**PROMPT**
Scan the records for the word "control". Copy each line that includes it.

**SUPPLIED DATA**
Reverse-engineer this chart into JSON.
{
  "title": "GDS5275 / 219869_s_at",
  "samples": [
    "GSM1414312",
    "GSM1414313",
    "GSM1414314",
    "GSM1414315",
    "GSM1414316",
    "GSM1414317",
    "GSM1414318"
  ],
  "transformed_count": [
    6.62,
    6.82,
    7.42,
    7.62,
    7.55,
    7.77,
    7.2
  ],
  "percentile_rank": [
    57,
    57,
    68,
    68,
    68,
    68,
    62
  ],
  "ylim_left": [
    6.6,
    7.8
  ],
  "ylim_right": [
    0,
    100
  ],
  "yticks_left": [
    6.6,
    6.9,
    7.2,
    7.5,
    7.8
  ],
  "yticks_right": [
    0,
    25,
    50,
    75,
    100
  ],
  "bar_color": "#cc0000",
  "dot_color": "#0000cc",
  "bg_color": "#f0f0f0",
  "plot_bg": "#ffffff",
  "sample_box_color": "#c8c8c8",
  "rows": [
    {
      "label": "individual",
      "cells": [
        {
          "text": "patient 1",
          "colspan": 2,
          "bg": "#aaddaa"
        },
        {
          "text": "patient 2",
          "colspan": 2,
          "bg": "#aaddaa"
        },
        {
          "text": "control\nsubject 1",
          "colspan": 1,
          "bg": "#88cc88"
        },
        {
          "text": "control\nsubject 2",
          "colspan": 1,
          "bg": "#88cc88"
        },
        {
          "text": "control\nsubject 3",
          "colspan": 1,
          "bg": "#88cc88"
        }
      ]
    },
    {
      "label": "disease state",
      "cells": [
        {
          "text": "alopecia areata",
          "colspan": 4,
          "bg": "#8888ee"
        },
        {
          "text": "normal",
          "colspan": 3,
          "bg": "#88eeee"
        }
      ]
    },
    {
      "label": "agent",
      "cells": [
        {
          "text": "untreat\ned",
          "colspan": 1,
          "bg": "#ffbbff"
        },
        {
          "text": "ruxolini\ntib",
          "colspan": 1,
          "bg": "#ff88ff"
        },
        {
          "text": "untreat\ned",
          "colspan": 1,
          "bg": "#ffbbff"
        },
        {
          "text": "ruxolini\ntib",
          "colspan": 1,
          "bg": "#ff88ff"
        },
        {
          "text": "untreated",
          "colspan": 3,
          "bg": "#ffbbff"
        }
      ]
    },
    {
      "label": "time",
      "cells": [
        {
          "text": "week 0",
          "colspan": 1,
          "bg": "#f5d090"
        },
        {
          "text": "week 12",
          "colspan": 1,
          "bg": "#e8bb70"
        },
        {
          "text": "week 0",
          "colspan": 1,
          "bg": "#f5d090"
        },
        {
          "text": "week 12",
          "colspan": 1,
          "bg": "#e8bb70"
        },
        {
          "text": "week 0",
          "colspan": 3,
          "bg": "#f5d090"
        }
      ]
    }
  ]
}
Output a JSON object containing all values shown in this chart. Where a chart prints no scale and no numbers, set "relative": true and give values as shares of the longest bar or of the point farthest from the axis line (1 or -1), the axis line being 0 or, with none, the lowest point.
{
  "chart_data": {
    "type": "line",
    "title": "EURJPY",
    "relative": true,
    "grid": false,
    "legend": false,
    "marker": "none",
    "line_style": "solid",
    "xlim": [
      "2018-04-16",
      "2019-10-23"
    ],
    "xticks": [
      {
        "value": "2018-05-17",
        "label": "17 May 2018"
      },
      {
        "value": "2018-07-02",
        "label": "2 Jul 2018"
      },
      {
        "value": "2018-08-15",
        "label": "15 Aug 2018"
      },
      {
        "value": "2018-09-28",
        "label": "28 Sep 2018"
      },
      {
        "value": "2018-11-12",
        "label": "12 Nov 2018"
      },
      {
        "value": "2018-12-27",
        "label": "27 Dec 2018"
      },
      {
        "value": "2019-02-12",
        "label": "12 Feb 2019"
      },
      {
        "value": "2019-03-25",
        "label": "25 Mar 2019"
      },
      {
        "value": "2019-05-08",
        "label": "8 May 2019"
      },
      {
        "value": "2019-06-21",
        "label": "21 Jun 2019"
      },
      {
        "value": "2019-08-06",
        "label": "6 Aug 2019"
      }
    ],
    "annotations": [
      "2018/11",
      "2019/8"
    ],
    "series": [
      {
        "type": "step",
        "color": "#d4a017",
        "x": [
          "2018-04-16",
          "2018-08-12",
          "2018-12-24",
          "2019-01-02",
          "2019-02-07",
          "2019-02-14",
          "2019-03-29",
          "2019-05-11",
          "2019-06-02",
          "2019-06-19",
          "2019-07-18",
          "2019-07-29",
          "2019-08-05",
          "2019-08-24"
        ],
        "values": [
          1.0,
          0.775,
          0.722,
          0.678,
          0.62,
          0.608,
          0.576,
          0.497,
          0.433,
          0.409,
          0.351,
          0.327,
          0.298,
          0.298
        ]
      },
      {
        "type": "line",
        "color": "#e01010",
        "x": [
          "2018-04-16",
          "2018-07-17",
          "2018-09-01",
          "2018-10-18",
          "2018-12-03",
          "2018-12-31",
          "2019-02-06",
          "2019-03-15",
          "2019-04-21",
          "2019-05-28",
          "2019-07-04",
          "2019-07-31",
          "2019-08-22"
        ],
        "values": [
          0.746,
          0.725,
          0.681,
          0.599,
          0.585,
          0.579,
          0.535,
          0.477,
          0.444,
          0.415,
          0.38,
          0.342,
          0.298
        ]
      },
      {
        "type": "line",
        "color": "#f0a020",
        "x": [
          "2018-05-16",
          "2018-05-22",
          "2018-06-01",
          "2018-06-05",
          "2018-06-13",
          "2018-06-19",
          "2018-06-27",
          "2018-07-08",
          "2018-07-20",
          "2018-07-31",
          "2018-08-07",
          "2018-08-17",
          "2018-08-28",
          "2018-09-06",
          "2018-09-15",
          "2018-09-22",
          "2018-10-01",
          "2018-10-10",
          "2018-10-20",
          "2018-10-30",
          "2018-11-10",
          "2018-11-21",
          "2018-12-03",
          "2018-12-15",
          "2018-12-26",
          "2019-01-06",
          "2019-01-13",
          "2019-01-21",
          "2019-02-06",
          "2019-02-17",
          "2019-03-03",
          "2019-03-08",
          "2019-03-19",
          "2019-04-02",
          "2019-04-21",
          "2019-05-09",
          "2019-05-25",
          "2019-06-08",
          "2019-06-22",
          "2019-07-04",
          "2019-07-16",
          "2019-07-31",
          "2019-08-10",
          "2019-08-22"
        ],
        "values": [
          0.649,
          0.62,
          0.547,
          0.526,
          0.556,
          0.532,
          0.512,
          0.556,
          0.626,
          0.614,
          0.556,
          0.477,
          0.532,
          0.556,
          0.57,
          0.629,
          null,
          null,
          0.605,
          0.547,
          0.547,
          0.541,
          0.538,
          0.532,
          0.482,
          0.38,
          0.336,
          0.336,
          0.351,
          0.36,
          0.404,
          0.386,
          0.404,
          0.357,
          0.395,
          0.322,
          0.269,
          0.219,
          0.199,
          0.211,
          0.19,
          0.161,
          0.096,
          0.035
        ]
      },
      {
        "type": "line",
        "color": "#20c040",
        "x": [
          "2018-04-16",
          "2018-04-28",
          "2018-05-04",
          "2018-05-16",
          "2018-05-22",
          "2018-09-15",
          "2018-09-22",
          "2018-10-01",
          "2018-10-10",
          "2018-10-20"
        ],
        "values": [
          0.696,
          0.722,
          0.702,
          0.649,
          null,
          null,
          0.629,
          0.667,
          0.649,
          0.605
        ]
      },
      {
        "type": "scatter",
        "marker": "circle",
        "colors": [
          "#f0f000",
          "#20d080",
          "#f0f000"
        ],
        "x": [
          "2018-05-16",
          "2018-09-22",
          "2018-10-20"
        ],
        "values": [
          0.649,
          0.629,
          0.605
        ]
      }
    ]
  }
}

**THE COMPLETED TASK**
          "text": "control\nsubject 1",
          "text": "control\nsubject 2",
          "text": "control\nsubject 3",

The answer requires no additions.